++++ PASSAGE TO READ ++++

But wait! I look around at the blind, the lame, the sick, the pained, and the suffering and I wonder aren’t the acts of God pretty close to madness, too? Was Steve Allen right in bringing out the vox pop which is evermore present on the web?
We had a dandy pile of comments on the post “Reproduction of the Gods” and I’ll try to get some of the better comments distilled down into summary form for tomorrow’s breakfast.
In the meantime, I’m working on a hunk of software that will text-to-voice postings from the web. At last! We can get sports-talk radio off AM radio. We can instead listen while driving to the latest posts off the HuffPo, Drudge, and GLP…all played to be beat of the Princeton EGGS…
Continuous Improvement Dept.
Here we go, again.
A number of readers have asked over the years that all of a day’s writings and scribbles be on one page so you won’t have to click so much.
Amazingly, there is an attribution rate over time (slow, but persistent) because people just can’t be bothered to click a couple of times to go sniffing around for pieces of UrbanSurvival. You and that other guy are the only readers left, but it has saved us a bundle on bandwidth charges. Very Dilbert of us.
So effective this morning, the website displays the two most recent epistles on the very first page. Elaine thought the index at the top would be useful, too.
If you have any friends who – at least of the sort that left the fold because they were too damn lazy to click a couple of times, please send them email explain that UrbanSurvival is now de-clicked.
Seems that’s where we’re going as a species: One click thinking, not two or three. My misjudgment. (Not my first, BTW. Took me 50-years and three tries to get marriage right. When comes down to it, I’m slow but Ure.)
Limits to Tech
And that gets me around to another thought du jour: About the limits of technology.
We know where that is in the aerospace business: But we have idea where that is on the web.

++++ PROVIDED MATERIAL ++++

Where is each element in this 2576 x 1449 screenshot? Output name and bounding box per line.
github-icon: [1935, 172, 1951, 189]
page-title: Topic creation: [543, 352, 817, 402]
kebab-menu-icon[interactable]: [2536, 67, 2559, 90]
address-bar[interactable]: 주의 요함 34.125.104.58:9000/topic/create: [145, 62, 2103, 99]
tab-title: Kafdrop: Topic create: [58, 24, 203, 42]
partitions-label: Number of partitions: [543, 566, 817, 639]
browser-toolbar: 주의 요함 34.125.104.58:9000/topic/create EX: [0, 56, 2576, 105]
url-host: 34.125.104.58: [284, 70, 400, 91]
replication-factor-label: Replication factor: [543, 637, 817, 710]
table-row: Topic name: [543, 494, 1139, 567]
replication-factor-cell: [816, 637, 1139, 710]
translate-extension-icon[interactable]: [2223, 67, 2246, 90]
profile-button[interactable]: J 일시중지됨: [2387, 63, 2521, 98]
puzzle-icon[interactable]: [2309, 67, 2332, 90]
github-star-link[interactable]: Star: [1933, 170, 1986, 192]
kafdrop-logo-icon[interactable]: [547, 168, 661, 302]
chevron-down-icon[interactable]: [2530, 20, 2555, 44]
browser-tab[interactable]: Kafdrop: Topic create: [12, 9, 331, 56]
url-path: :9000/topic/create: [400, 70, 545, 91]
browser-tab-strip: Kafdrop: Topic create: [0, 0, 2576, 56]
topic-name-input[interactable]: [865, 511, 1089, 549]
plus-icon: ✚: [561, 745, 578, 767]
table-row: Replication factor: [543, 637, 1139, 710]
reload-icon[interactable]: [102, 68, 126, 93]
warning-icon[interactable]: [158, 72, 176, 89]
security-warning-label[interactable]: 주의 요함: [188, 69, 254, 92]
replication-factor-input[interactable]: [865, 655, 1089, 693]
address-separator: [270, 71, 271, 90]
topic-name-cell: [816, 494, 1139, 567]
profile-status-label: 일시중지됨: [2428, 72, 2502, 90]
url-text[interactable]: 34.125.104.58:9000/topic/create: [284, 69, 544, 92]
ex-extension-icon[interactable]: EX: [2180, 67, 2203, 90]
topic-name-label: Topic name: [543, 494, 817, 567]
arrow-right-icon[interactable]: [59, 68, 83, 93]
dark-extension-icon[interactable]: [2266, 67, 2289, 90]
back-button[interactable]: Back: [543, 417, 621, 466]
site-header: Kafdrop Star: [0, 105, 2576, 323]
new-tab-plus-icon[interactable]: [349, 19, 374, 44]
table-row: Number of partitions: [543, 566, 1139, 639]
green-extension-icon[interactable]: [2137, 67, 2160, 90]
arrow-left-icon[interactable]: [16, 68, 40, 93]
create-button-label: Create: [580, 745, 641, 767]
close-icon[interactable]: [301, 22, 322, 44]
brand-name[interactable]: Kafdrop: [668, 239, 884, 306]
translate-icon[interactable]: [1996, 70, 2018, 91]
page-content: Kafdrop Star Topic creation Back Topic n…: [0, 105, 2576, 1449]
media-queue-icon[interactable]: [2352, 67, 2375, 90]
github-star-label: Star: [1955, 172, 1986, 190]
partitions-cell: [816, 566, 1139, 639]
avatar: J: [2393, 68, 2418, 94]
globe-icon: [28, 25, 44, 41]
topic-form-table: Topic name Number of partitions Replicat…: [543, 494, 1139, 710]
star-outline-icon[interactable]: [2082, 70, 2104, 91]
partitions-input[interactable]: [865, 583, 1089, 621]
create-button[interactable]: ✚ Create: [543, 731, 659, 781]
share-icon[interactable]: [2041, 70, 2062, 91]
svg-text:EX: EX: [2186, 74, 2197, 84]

++++

— REQUIRED WORK —
1. Answer these questions from the UrbanSurvival passage:
(a) What kind of software is the writer working on?
(b) How many of the most recent epistles does the website now display on its first page?
(c) Who thought the index at the top would be useful?
2. Resume the UrbanSurvival passage after its final sentence, continuing in the same voice.
The material has no role in this exercise.

— ANSWERS TO THIS EXERCISE —
1.
(a) Software that will text-to-voice postings from the web.
(b) Two.
(c) Elaine.

2.
In aerospace, we know that people will take the comfort of an extra-wide recliner with a kick-out footy stool over the cramped, barely reclining seat on the Concorde. Which (along with some safety issues) is why the skies are not operated at supersonic speeds.
I don’t know how many times you flew the Concorde, but when loading, they had to do the middle of the plane, first. Then fill in the back. The balance points on the delta wing were that important. And the seats were narrow as heck.
So that’s how the vox pop figured out technology should give way to comfort.
On the web, in AppLand and in desktops and news sources, we haven’t quite gotten there yet. But what is Kurzweil (the Singularity dude) is wrong?
What if as technology starts to whack jobs and such, the vox pop wakes up one morning and decides we really don’t like voicemail and we’d really rather deal with a human being than a machine?
I got a nice call from my dentist’s officer this week. They were calling a whole week ahead of time to make sure I was still on track for my scheduled tooth cleaning. Yep.
“:Will you call again, the day before?”:
“Oh sure…love to do that…we’ll see you then….bye”
Ah! Humans. (Putting on my best Blacklisted/Reddick voice).
I can hear how a machine call would have gone:
“Hey, social security number 555-55-5555 this is you Dentist’s office calling. Are you still stupid?”
“Be here in a week and prove it. Bye.”
Yep, humans do have their place.
Like in aerospace, we might wake up one of these mornings and remember how important comfort is. Boeing got there…no reason the rest of us can’t. Reading glass and a magnifying glass for your “smart” phone?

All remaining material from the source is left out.